### Data section
'''

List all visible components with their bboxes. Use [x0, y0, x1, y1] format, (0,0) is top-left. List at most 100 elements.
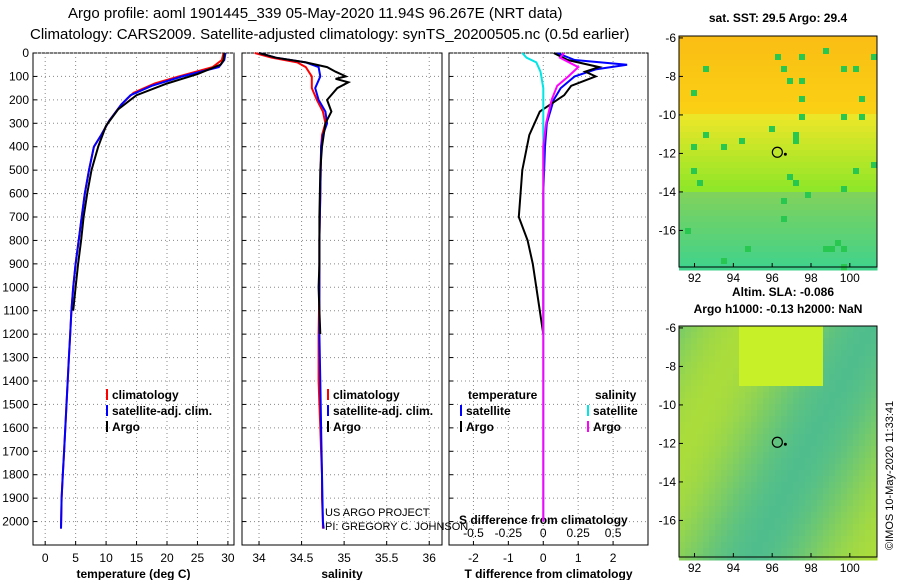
y-tick-label: 900 [9, 257, 29, 271]
chart-title-line1: Argo profile: aoml 1901445_339 05-May-20… [68, 5, 563, 22]
x-tick-label: 0 [42, 551, 49, 565]
sst-y-tick-label: -16 [659, 223, 677, 237]
y-tick-label: 1900 [2, 491, 29, 505]
legend-diff-sal-label: Argo [593, 420, 621, 434]
x2-tick-label: 0 [540, 526, 547, 540]
ssh-x-tick-label: 98 [804, 561, 818, 575]
y-tick-label: 100 [9, 69, 29, 83]
x2-tick-label: -0.25 [495, 526, 523, 540]
sst-y-tick-label: -6 [665, 31, 676, 45]
y-tick-label: 400 [9, 140, 29, 154]
legend-temp-label: climatology [112, 388, 179, 402]
ssh-x-tick-label: 100 [840, 561, 860, 575]
y-tick-label: 200 [9, 93, 29, 107]
legend-diff-sal-label: satellite [593, 404, 638, 418]
sst-x-tick-label: 96 [765, 271, 779, 285]
x-tick-label: -2 [468, 551, 479, 565]
y-tick-label: 600 [9, 187, 29, 201]
series-line-climatology [60, 52, 225, 529]
y-tick-label: 1800 [2, 468, 29, 482]
sst-map [679, 36, 878, 271]
ssh-x-tick-label: 96 [765, 561, 779, 575]
series-line-argo [258, 52, 352, 335]
sst-x-tick-label: 98 [804, 271, 818, 285]
y-tick-label: 1300 [2, 351, 29, 365]
y-tick-label: 800 [9, 233, 29, 247]
series-line-climatology [254, 52, 327, 529]
x-tick-label: 20 [160, 551, 174, 565]
x-axis-label: temperature (deg C) [76, 567, 190, 580]
ssh-map [679, 326, 878, 561]
y-tick-label: 0 [22, 46, 29, 60]
sst-x-tick-label: 94 [727, 271, 741, 285]
y-tick-label: 1200 [2, 327, 29, 341]
x-tick-label: 0 [540, 551, 547, 565]
y-tick-label: 1400 [2, 374, 29, 388]
ssh-x-tick-label: 92 [688, 561, 702, 575]
sst-map-frame [678, 35, 878, 268]
sst-y-tick-label: -14 [659, 185, 677, 199]
legend-diff-temp-label: Argo [466, 420, 494, 434]
legend-diff-temp-label: satellite [466, 404, 511, 418]
x-tick-label: 25 [191, 551, 205, 565]
ssh-y-tick-label: -14 [659, 475, 677, 489]
ssh-y-tick-label: -10 [659, 398, 677, 412]
ssh-y-tick-label: -12 [659, 436, 677, 450]
x-tick-label: 36 [423, 551, 437, 565]
ssh-y-tick-label: -6 [665, 321, 676, 335]
chart-title-line2: Climatology: CARS2009. Satellite-adjuste… [30, 26, 630, 43]
series-line-argo-t [517, 52, 603, 335]
x-axis-label: salinity [321, 567, 363, 580]
sst-x-tick-label: 92 [688, 271, 702, 285]
x-tick-label: 35 [337, 551, 351, 565]
sst-float-marker [771, 146, 783, 158]
plot-frame-difference-from-climatology [448, 52, 649, 546]
sst-map-title: sat. SST: 29.5 Argo: 29.4 [709, 11, 848, 25]
x-tick-label: 5 [72, 551, 79, 565]
sst-float-dot [783, 152, 787, 156]
ssh-y-tick-label: -16 [659, 513, 677, 527]
x2-tick-label: -0.5 [463, 526, 484, 540]
x-tick-label: 10 [99, 551, 113, 565]
x-tick-label: 1 [575, 551, 582, 565]
y-tick-label: 500 [9, 163, 29, 177]
y-tick-label: 1600 [2, 421, 29, 435]
x-tick-label: 2 [610, 551, 617, 565]
series-line-satellite-adj-clim- [258, 52, 329, 529]
legend-sal-label: satellite-adj. clim. [333, 404, 433, 418]
sst-y-tick-label: -8 [665, 69, 676, 83]
x-tick-label: -1 [503, 551, 514, 565]
legend-sal-label: climatology [333, 388, 400, 402]
series-line-satellite-t [542, 52, 628, 335]
series-line-argo-s [542, 52, 580, 522]
y-tick-label: 1500 [2, 397, 29, 411]
y-tick-label: 1000 [2, 280, 29, 294]
x-tick-label: 30 [221, 551, 235, 565]
x-tick-label: 15 [130, 551, 144, 565]
ssh-map-title2: Argo h1000: -0.13 h2000: NaN [694, 302, 863, 316]
legend-sal-label: Argo [333, 420, 361, 434]
y-tick-label: 2000 [2, 515, 29, 529]
series-line-satellite-adj-clim- [60, 52, 227, 529]
credit-project: US ARGO PROJECT [325, 507, 430, 519]
imos-credit: ©IMOS 10-May-2020 11:33:41 [884, 401, 896, 550]
ssh-map-title1: Altim. SLA: -0.086 [732, 285, 834, 299]
y-tick-label: 1700 [2, 444, 29, 458]
ssh-float-marker [771, 436, 783, 448]
legend-temp-label: Argo [112, 420, 140, 434]
x-tick-label: 35.5 [375, 551, 399, 565]
sst-x-tick-label: 100 [840, 271, 860, 285]
ssh-map-frame [678, 325, 878, 558]
y-tick-label: 300 [9, 116, 29, 130]
ssh-y-tick-label: -8 [665, 359, 676, 373]
sst-y-tick-label: -12 [659, 146, 677, 160]
legend-diff-temp-title: temperature [468, 388, 538, 402]
x2-tick-label: 0.5 [605, 526, 622, 540]
y-tick-label: 1100 [3, 304, 29, 318]
y-tick-label: 700 [9, 210, 29, 224]
series-line-argo [72, 52, 226, 311]
x-axis-label: T difference from climatology [464, 567, 632, 580]
ssh-x-tick-label: 94 [727, 561, 741, 575]
ssh-float-dot [783, 442, 787, 446]
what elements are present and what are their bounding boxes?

'''

### Task instructions
Please rewrite the lines from the one with "y-tick-label: 900 [9, 257, 29, 271]" up to and including the one with "sst-x-tick-label: 94 [727, 271, 741, 285]", replacing "climatology" with "reference" and leaving everything else unchanged.

### Output below
y-tick-label: 900 [9, 257, 29, 271]
chart-title-line1: Argo profile: aoml 1901445_339 05-May-20… [68, 5, 563, 22]
x-tick-label: 0 [42, 551, 49, 565]
sst-y-tick-label: -16 [659, 223, 677, 237]
y-tick-label: 1900 [2, 491, 29, 505]
legend-diff-sal-label: Argo [593, 420, 621, 434]
x2-tick-label: 0 [540, 526, 547, 540]
ssh-x-tick-label: 98 [804, 561, 818, 575]
y-tick-label: 100 [9, 69, 29, 83]
x2-tick-label: -0.25 [495, 526, 523, 540]
sst-y-tick-label: -6 [665, 31, 676, 45]
y-tick-label: 400 [9, 140, 29, 154]
legend-temp-label: reference [112, 388, 179, 402]
ssh-x-tick-label: 100 [840, 561, 860, 575]
y-tick-label: 200 [9, 93, 29, 107]
legend-diff-sal-label: satellite [593, 404, 638, 418]
sst-x-tick-label: 96 [765, 271, 779, 285]
x-tick-label: -2 [468, 551, 479, 565]
y-tick-label: 600 [9, 187, 29, 201]
series-line-reference [60, 52, 225, 529]
y-tick-label: 1800 [2, 468, 29, 482]
sst-map [679, 36, 878, 271]
ssh-x-tick-label: 96 [765, 561, 779, 575]
series-line-argo [258, 52, 352, 335]
sst-x-tick-label: 98 [804, 271, 818, 285]
y-tick-label: 1300 [2, 351, 29, 365]
y-tick-label: 800 [9, 233, 29, 247]
series-line-reference [254, 52, 327, 529]
x-tick-label: 20 [160, 551, 174, 565]
x-axis-label: temperature (deg C) [76, 567, 190, 580]
ssh-map [679, 326, 878, 561]
y-tick-label: 0 [22, 46, 29, 60]
sst-x-tick-label: 94 [727, 271, 741, 285]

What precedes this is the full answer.